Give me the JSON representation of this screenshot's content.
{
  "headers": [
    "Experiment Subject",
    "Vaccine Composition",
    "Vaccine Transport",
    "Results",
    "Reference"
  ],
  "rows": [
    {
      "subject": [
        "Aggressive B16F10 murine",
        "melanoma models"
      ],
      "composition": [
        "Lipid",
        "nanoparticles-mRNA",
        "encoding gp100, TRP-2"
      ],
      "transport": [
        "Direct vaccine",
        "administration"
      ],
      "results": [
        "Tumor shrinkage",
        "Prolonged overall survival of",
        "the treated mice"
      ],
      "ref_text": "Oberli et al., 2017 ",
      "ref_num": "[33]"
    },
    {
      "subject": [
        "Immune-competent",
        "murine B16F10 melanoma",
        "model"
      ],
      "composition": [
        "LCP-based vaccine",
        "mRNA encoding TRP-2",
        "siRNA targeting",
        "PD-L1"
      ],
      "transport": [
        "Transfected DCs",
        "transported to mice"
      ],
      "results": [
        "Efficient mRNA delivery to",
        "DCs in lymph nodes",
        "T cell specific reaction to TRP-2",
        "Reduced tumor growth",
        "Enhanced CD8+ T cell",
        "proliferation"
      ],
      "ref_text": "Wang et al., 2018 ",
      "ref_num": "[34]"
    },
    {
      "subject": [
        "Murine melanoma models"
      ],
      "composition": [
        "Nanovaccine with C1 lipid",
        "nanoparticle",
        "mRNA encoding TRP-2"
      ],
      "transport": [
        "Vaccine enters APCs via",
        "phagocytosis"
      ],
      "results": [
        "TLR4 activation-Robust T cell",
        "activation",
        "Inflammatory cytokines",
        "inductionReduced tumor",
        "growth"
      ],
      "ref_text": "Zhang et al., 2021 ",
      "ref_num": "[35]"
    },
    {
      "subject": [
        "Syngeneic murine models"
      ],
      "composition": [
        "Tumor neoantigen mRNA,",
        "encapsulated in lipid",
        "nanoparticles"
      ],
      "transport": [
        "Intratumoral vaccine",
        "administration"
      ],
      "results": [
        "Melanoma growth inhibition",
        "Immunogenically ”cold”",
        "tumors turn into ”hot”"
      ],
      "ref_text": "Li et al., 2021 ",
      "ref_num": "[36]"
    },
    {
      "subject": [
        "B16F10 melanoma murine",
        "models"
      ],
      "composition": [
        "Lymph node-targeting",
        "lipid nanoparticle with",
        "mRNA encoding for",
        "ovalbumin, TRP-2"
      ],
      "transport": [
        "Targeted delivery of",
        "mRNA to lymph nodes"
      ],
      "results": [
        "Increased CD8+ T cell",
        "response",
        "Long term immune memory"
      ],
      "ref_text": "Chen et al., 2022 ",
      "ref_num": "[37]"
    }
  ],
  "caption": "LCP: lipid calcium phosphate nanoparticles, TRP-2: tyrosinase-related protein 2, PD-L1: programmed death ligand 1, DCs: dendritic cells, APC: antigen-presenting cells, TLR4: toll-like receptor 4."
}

+--

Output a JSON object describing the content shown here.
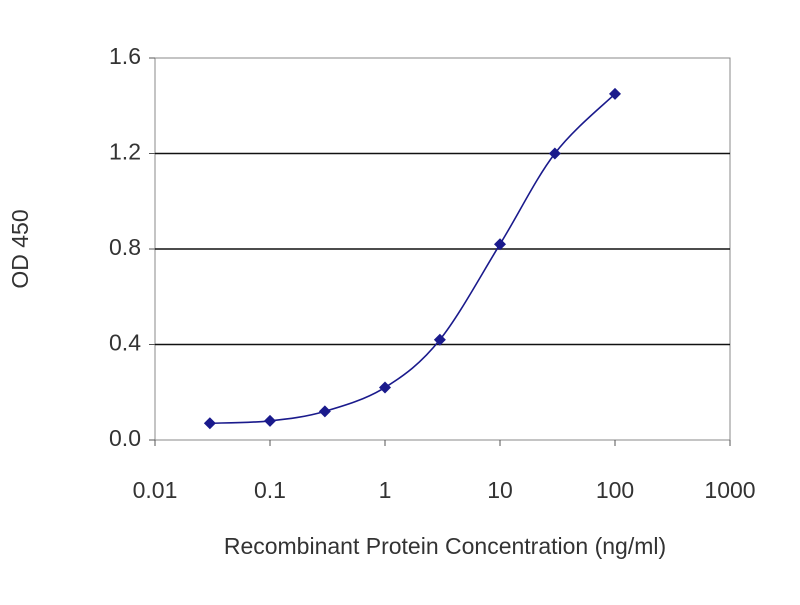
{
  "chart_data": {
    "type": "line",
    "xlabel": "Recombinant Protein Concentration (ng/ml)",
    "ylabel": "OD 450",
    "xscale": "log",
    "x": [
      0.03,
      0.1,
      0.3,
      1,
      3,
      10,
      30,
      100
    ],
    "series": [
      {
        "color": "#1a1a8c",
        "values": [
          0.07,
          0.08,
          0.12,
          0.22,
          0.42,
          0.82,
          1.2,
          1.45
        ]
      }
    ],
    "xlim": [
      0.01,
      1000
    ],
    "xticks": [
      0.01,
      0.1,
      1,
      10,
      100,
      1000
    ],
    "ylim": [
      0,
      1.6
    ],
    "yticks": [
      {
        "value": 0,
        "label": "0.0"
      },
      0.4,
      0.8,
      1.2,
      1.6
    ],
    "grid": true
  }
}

+--

#### [EXERCISE DIRECTIONS]
Across the listing above, how many lines carry "growth"? Give only the number.

#### [EXPECTED ANSWER]
3